● What needs to be done: Extract the listing in its entirety, keeping each line identical to the original.

>> start Records for this task

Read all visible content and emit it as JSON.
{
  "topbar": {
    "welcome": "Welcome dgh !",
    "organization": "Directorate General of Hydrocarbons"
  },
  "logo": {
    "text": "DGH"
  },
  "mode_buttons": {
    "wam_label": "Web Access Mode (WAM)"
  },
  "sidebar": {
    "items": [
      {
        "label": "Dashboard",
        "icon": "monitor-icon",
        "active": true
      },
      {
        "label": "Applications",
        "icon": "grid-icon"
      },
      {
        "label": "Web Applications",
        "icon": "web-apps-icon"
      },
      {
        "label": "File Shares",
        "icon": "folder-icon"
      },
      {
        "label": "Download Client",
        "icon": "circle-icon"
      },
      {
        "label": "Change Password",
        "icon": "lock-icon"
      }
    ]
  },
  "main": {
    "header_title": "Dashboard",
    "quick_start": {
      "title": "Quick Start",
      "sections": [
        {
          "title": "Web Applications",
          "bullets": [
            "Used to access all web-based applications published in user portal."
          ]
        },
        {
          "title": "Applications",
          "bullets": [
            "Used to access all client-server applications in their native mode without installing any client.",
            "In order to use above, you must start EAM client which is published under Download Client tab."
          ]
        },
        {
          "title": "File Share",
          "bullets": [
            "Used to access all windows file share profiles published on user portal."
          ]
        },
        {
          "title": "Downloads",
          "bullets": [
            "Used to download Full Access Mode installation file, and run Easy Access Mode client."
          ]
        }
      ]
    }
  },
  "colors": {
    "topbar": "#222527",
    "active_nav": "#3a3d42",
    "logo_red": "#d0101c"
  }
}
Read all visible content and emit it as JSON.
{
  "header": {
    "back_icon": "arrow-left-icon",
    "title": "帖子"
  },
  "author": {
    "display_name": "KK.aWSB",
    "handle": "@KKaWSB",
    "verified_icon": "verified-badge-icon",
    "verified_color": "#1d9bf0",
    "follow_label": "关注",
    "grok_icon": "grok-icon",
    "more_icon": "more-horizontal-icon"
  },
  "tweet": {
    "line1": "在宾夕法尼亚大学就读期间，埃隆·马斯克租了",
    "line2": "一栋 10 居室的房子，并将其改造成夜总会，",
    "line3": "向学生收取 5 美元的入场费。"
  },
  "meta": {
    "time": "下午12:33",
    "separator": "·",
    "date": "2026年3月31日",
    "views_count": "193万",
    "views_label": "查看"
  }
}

>> end Records for this task

● Response to this task:
Read all visible content and emit it as JSON.
{
  "topbar": {
    "welcome": "Welcome dgh !",
    "organization": "Directorate General of Hydrocarbons"
  },
  "logo": {
    "text": "DGH"
  },
  "mode_buttons": {
    "wam_label": "Web Access Mode (WAM)"
  },
  "sidebar": {
    "items": [
      {
        "label": "Dashboard",
        "icon": "monitor-icon",
        "active": true
      },
      {
        "label": "Applications",
        "icon": "grid-icon"
      },
      {
        "label": "Web Applications",
        "icon": "web-apps-icon"
      },
      {
        "label": "File Shares",
        "icon": "folder-icon"
      },
      {
        "label": "Download Client",
        "icon": "circle-icon"
      },
      {
        "label": "Change Password",
        "icon": "lock-icon"
      }
    ]
  },
  "main": {
    "header_title": "Dashboard",
    "quick_start": {
      "title": "Quick Start",
      "sections": [
        {
          "title": "Web Applications",
          "bullets": [
            "Used to access all web-based applications published in user portal."
          ]
        },
        {
          "title": "Applications",
          "bullets": [
            "Used to access all client-server applications in their native mode without installing any client.",
            "In order to use above, you must start EAM client which is published under Download Client tab."
          ]
        },
        {
          "title": "File Share",
          "bullets": [
            "Used to access all windows file share profiles published on user portal."
          ]
        },
        {
          "title": "Downloads",
          "bullets": [
            "Used to download Full Access Mode installation file, and run Easy Access Mode client."
          ]
        }
      ]
    }
  },
  "colors": {
    "topbar": "#222527",
    "active_nav": "#3a3d42",
    "logo_red": "#d0101c"
  }
}
Read all visible content and emit it as JSON.
{
  "header": {
    "back_icon": "arrow-left-icon",
    "title": "帖子"
  },
  "author": {
    "display_name": "KK.aWSB",
    "handle": "@KKaWSB",
    "verified_icon": "verified-badge-icon",
    "verified_color": "#1d9bf0",
    "follow_label": "关注",
    "grok_icon": "grok-icon",
    "more_icon": "more-horizontal-icon"
  },
  "tweet": {
    "line1": "在宾夕法尼亚大学就读期间，埃隆·马斯克租了",
    "line2": "一栋 10 居室的房子，并将其改造成夜总会，",
    "line3": "向学生收取 5 美元的入场费。"
  },
  "meta": {
    "time": "下午12:33",
    "separator": "·",
    "date": "2026年3月31日",
    "views_count": "193万",
    "views_label": "查看"
  }
}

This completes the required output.